To be done: From the entries below, copy out every line with "教师引导" in it.

===== Material for the task =====

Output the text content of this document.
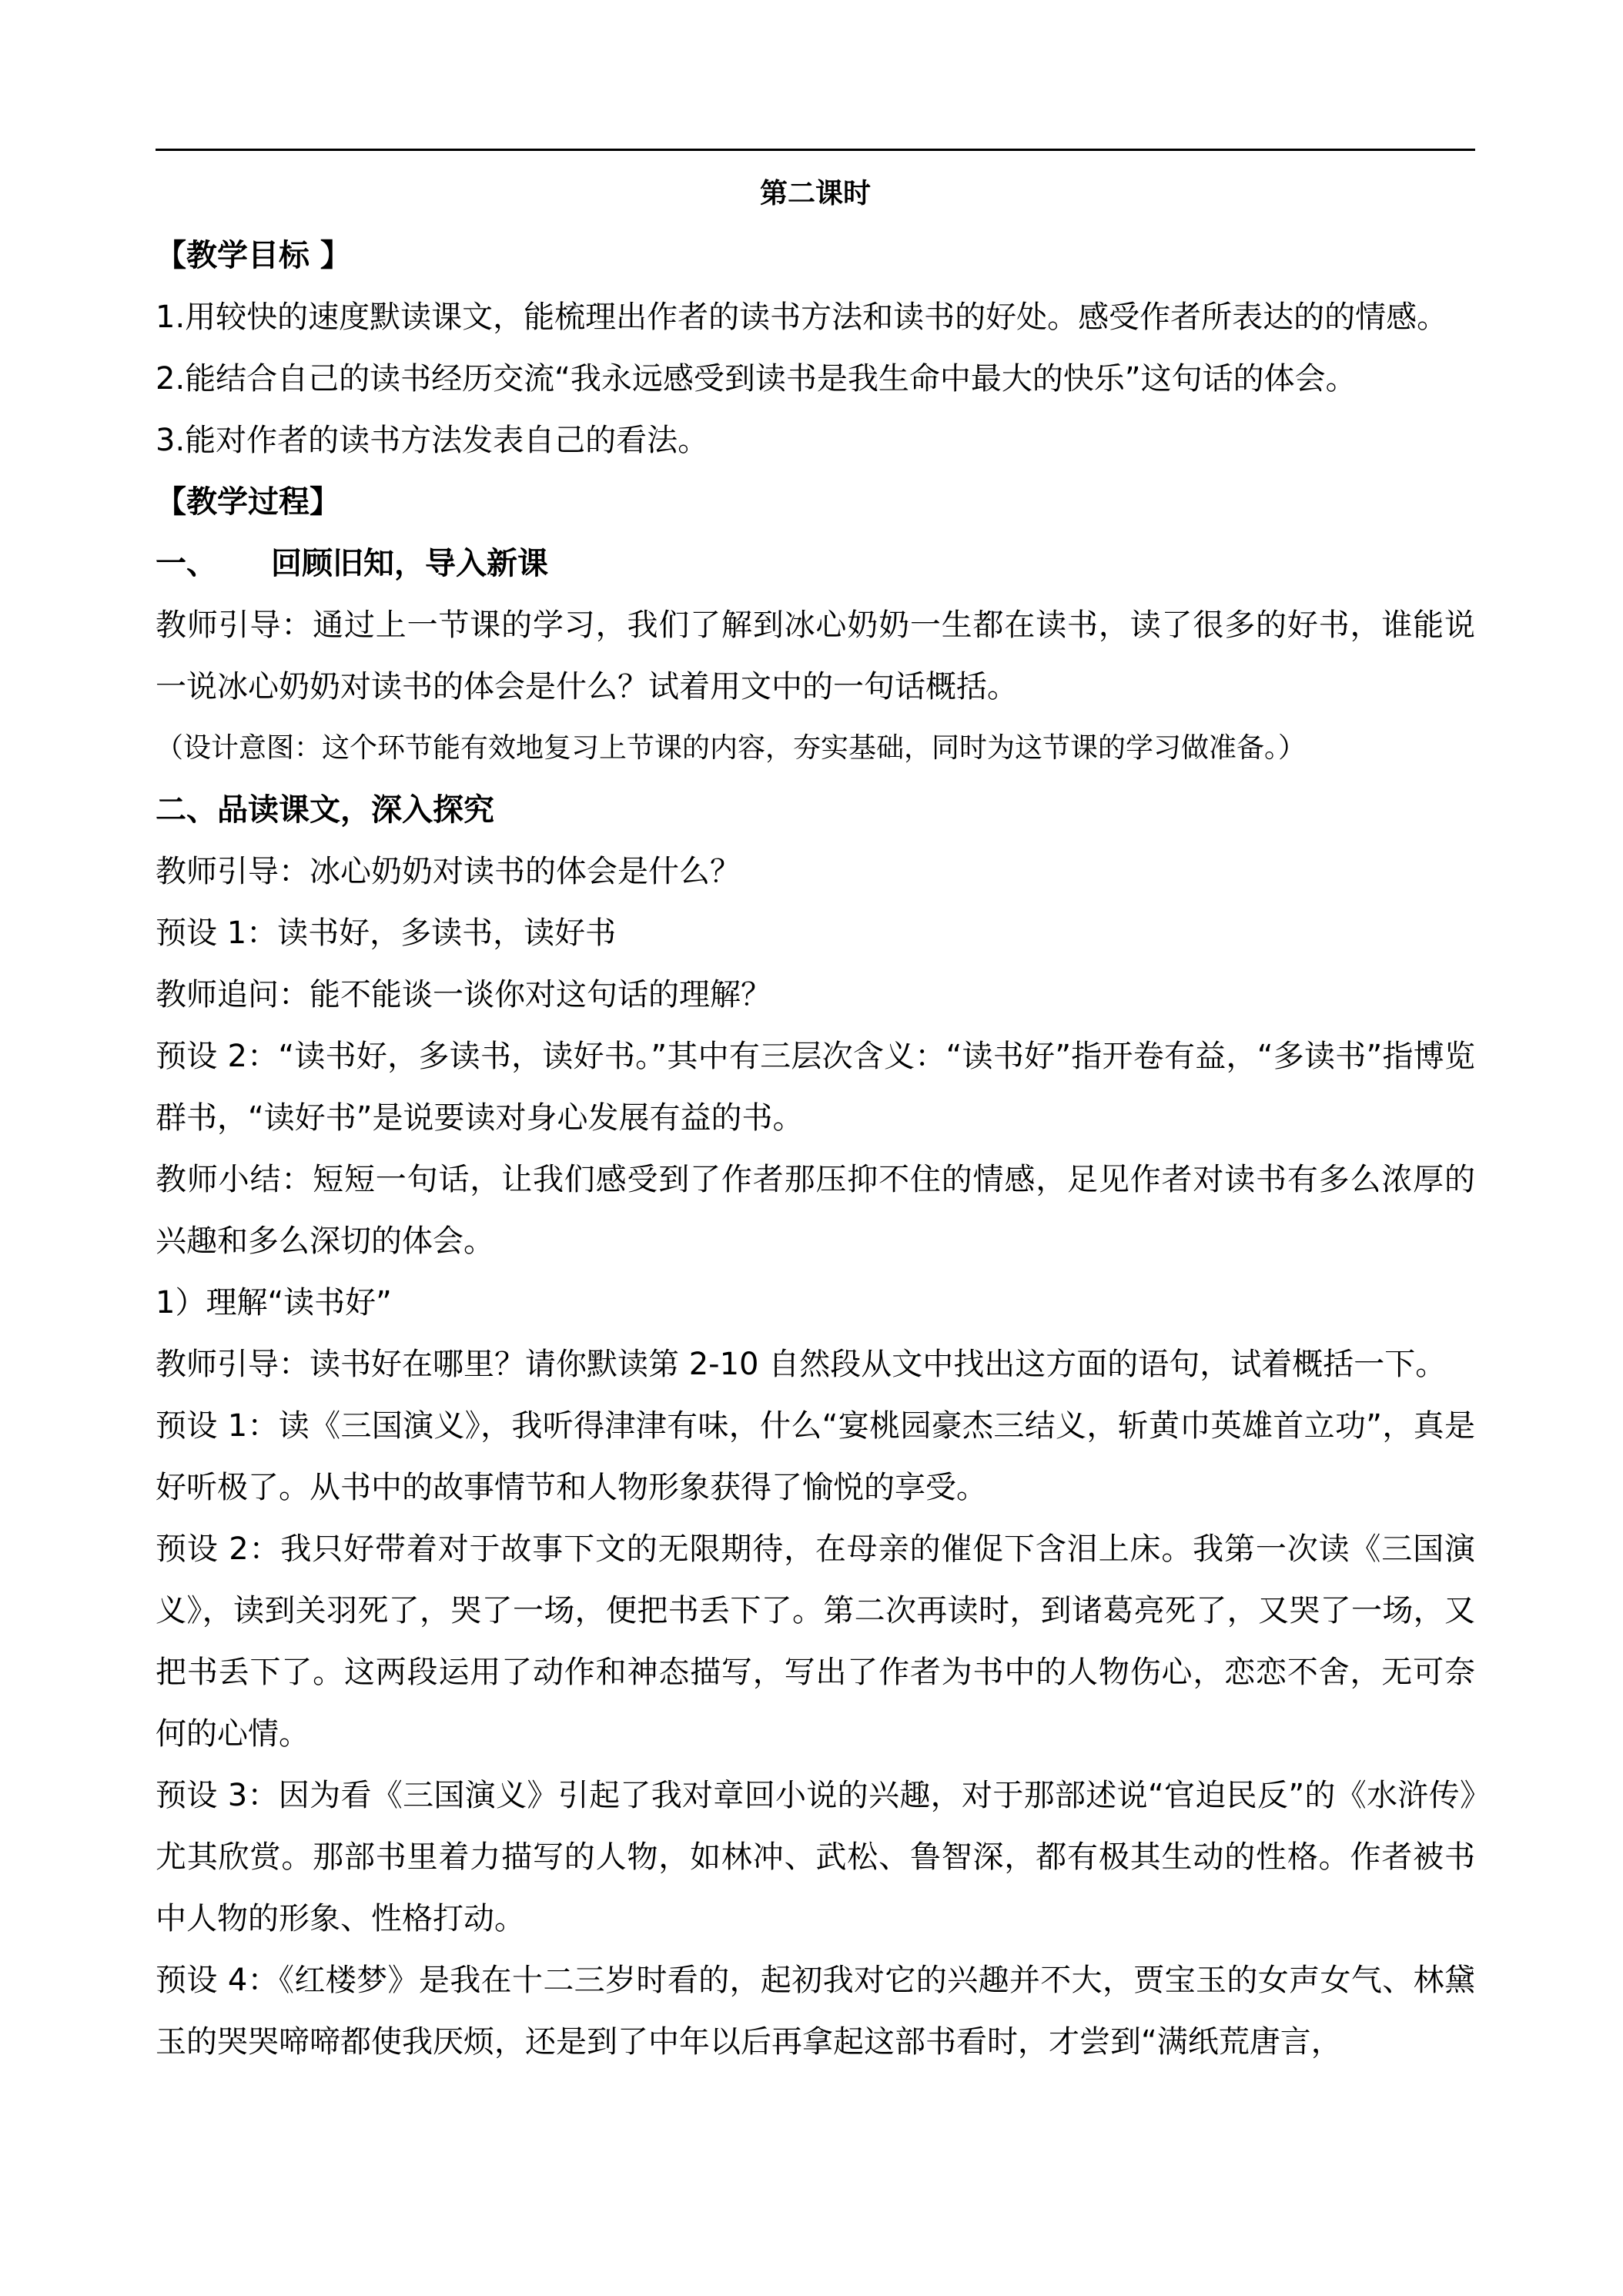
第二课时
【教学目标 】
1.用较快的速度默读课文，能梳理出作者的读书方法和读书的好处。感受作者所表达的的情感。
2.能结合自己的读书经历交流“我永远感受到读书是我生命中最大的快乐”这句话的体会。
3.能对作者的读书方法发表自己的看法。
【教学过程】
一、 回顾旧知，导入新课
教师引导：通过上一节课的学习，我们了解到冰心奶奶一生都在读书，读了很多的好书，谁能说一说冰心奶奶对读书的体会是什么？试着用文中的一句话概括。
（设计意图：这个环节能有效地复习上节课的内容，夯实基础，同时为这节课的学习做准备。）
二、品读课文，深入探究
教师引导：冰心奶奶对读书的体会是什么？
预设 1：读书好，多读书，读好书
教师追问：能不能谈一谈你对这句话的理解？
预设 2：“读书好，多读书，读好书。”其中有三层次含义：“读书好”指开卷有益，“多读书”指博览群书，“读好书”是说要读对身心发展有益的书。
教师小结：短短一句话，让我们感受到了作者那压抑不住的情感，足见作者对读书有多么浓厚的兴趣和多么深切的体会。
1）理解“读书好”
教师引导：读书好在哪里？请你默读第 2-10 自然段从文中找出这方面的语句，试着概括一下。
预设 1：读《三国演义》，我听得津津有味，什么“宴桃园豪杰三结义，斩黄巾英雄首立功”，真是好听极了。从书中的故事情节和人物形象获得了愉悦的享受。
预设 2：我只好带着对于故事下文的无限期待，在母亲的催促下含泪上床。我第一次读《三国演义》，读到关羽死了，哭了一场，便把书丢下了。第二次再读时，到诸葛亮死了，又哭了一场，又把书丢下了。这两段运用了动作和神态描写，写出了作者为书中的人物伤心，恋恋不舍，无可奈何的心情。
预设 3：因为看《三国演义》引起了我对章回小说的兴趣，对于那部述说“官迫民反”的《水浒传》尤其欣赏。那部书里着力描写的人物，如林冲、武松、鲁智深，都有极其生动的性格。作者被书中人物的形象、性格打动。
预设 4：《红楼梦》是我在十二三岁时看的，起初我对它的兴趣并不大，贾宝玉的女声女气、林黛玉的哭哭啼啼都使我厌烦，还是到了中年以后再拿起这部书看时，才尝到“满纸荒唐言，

=====

Output of the task:
教师引导：通过上一节课的学习，我们了解到冰心奶奶一生都在读书，读了很多的好书，谁能说一说冰心奶奶对读书的体会是什么？试着用文中的一句话概括。
教师引导：冰心奶奶对读书的体会是什么？
教师引导：读书好在哪里？请你默读第 2-10 自然段从文中找出这方面的语句，试着概括一下。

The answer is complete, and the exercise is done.